> **Your task**
Copy every line in the records below that contains the word "this".

> **Excerpted data**
__________
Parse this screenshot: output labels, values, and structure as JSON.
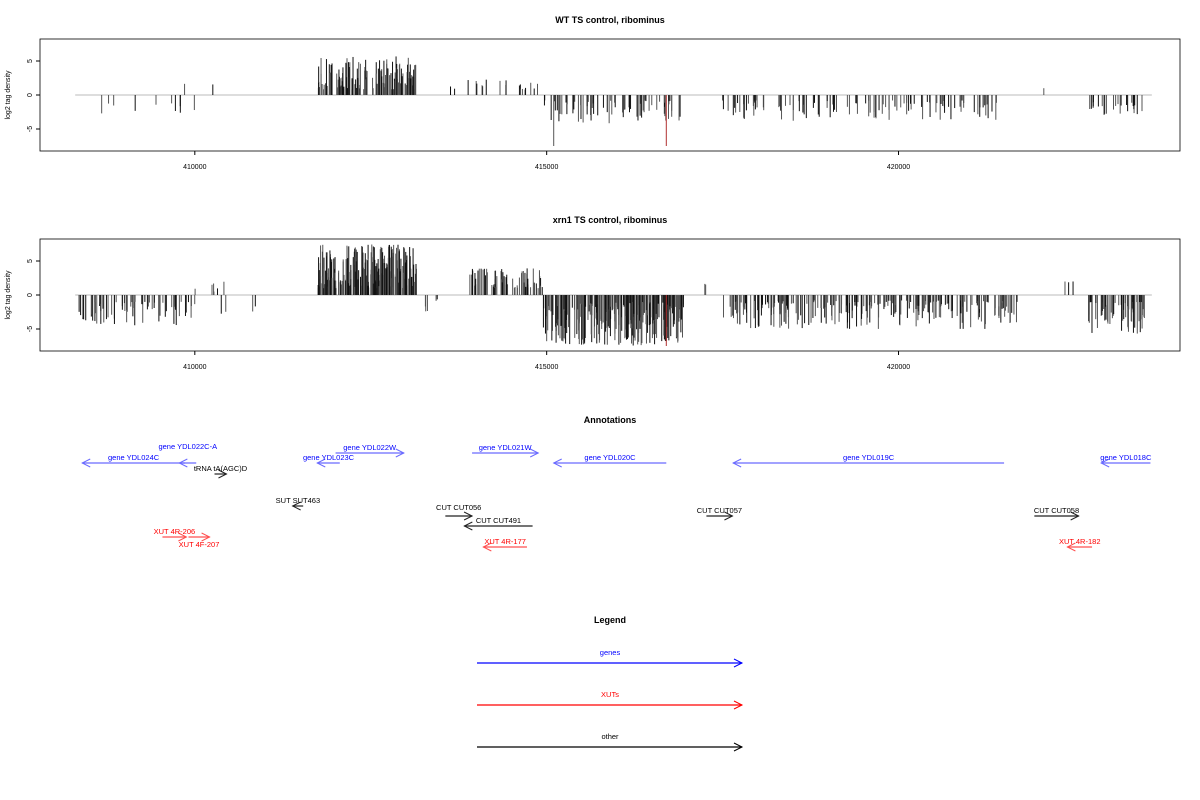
{
  "chart_data": [
    {
      "type": "bar",
      "title": "WT TS control, ribominus",
      "ylabel": "log2 tag density",
      "xlim": [
        407800,
        424000
      ],
      "ylim": [
        -8.3,
        8.3
      ],
      "xticks": [
        410000,
        415000,
        420000
      ],
      "yticks": [
        -5,
        0,
        5
      ],
      "regions": [
        {
          "start": 408400,
          "end": 410000,
          "count": 10,
          "min": 1,
          "max": 3,
          "sign": -1
        },
        {
          "start": 409600,
          "end": 410400,
          "count": 2,
          "min": 1.5,
          "max": 2,
          "sign": 1
        },
        {
          "start": 411750,
          "end": 413150,
          "count": 150,
          "min": 0.8,
          "max": 5.7,
          "sign": 1
        },
        {
          "start": 413600,
          "end": 414900,
          "count": 22,
          "min": 0.8,
          "max": 2.5,
          "sign": 1
        },
        {
          "start": 414950,
          "end": 416900,
          "count": 70,
          "min": 0.8,
          "max": 4.2,
          "sign": -1
        },
        {
          "start": 417500,
          "end": 421500,
          "count": 110,
          "min": 0.8,
          "max": 3.8,
          "sign": -1
        },
        {
          "start": 422050,
          "end": 422100,
          "count": 1,
          "min": 1,
          "max": 1,
          "sign": 1
        },
        {
          "start": 422700,
          "end": 423500,
          "count": 25,
          "min": 1,
          "max": 3,
          "sign": -1
        }
      ],
      "highlights": [
        {
          "x": 415100,
          "y": -7.5,
          "color": "#555555"
        },
        {
          "x": 416700,
          "y": -7.5,
          "color": "#b03030"
        }
      ]
    },
    {
      "type": "bar",
      "title": "xrn1 TS control, ribominus",
      "ylabel": "log2 tag density",
      "xlim": [
        407800,
        424000
      ],
      "ylim": [
        -8.3,
        8.3
      ],
      "xticks": [
        410000,
        415000,
        420000
      ],
      "yticks": [
        -5,
        0,
        5
      ],
      "regions": [
        {
          "start": 408350,
          "end": 410000,
          "count": 70,
          "min": 1,
          "max": 4.5,
          "sign": -1
        },
        {
          "start": 409500,
          "end": 410600,
          "count": 6,
          "min": 0.5,
          "max": 2.2,
          "sign": 1
        },
        {
          "start": 410200,
          "end": 411000,
          "count": 4,
          "min": 1,
          "max": 3,
          "sign": -1
        },
        {
          "start": 411750,
          "end": 413150,
          "count": 250,
          "min": 1,
          "max": 7.5,
          "sign": 1
        },
        {
          "start": 413200,
          "end": 413900,
          "count": 5,
          "min": 0.5,
          "max": 2.8,
          "sign": -1
        },
        {
          "start": 413900,
          "end": 414950,
          "count": 70,
          "min": 1,
          "max": 4,
          "sign": 1
        },
        {
          "start": 414950,
          "end": 416950,
          "count": 260,
          "min": 1,
          "max": 7.5,
          "sign": -1
        },
        {
          "start": 417200,
          "end": 417300,
          "count": 2,
          "min": 1.5,
          "max": 2,
          "sign": 1
        },
        {
          "start": 417500,
          "end": 421700,
          "count": 240,
          "min": 0.8,
          "max": 5,
          "sign": -1
        },
        {
          "start": 422000,
          "end": 422600,
          "count": 3,
          "min": 0.8,
          "max": 2,
          "sign": 1
        },
        {
          "start": 422700,
          "end": 423500,
          "count": 60,
          "min": 1,
          "max": 6,
          "sign": -1
        }
      ],
      "highlights": [
        {
          "x": 416700,
          "y": -7.5,
          "color": "#b03030"
        }
      ]
    },
    {
      "type": "annotation-track",
      "title": "Annotations",
      "features": [
        {
          "label": "gene YDL024C",
          "start": 408400,
          "end": 409860,
          "strand": "-",
          "class": "genes"
        },
        {
          "label": "gene YDL022C-A",
          "start": 409780,
          "end": 410020,
          "strand": "-",
          "class": "genes"
        },
        {
          "label": "tRNA tA(AGC)D",
          "start": 410280,
          "end": 410450,
          "strand": "+",
          "class": "other"
        },
        {
          "label": "gene YDL023C",
          "start": 411740,
          "end": 412060,
          "strand": "-",
          "class": "genes"
        },
        {
          "label": "gene YDL022W",
          "start": 412000,
          "end": 412970,
          "strand": "+",
          "class": "genes"
        },
        {
          "label": "gene YDL021W",
          "start": 413940,
          "end": 414880,
          "strand": "+",
          "class": "genes"
        },
        {
          "label": "gene YDL020C",
          "start": 415100,
          "end": 416700,
          "strand": "-",
          "class": "genes"
        },
        {
          "label": "gene YDL019C",
          "start": 417650,
          "end": 421500,
          "strand": "-",
          "class": "genes"
        },
        {
          "label": "gene YDL018C",
          "start": 422880,
          "end": 423580,
          "strand": "-",
          "class": "genes"
        },
        {
          "label": "SUT SUT463",
          "start": 411390,
          "end": 411540,
          "strand": "-",
          "class": "other"
        },
        {
          "label": "CUT CUT056",
          "start": 413560,
          "end": 413940,
          "strand": "+",
          "class": "other"
        },
        {
          "label": "CUT CUT491",
          "start": 413830,
          "end": 414800,
          "strand": "-",
          "class": "other"
        },
        {
          "label": "CUT CUT057",
          "start": 417270,
          "end": 417640,
          "strand": "+",
          "class": "other"
        },
        {
          "label": "CUT CUT058",
          "start": 421930,
          "end": 422560,
          "strand": "+",
          "class": "other"
        },
        {
          "label": "XUT 4R-206",
          "start": 409540,
          "end": 409880,
          "strand": "+",
          "class": "XUTs"
        },
        {
          "label": "XUT 4F-207",
          "start": 409910,
          "end": 410210,
          "strand": "+",
          "class": "XUTs"
        },
        {
          "label": "XUT 4R-177",
          "start": 414100,
          "end": 414720,
          "strand": "-",
          "class": "XUTs"
        },
        {
          "label": "XUT 4R-182",
          "start": 422400,
          "end": 422750,
          "strand": "-",
          "class": "XUTs"
        }
      ]
    }
  ],
  "legend": {
    "title": "Legend",
    "items": [
      {
        "label": "genes",
        "color": "#0000ff"
      },
      {
        "label": "XUTs",
        "color": "#ff0000"
      },
      {
        "label": "other",
        "color": "#000000"
      }
    ]
  }
}
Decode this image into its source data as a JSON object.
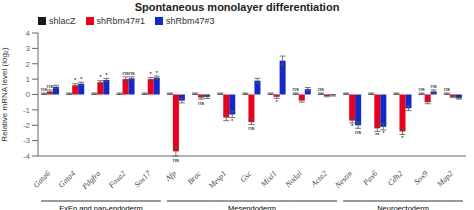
__________
> **Exercise result**
Parse this screenshot: output labels, values, and structure as JSON.
Decode this image into its source data as a JSON object.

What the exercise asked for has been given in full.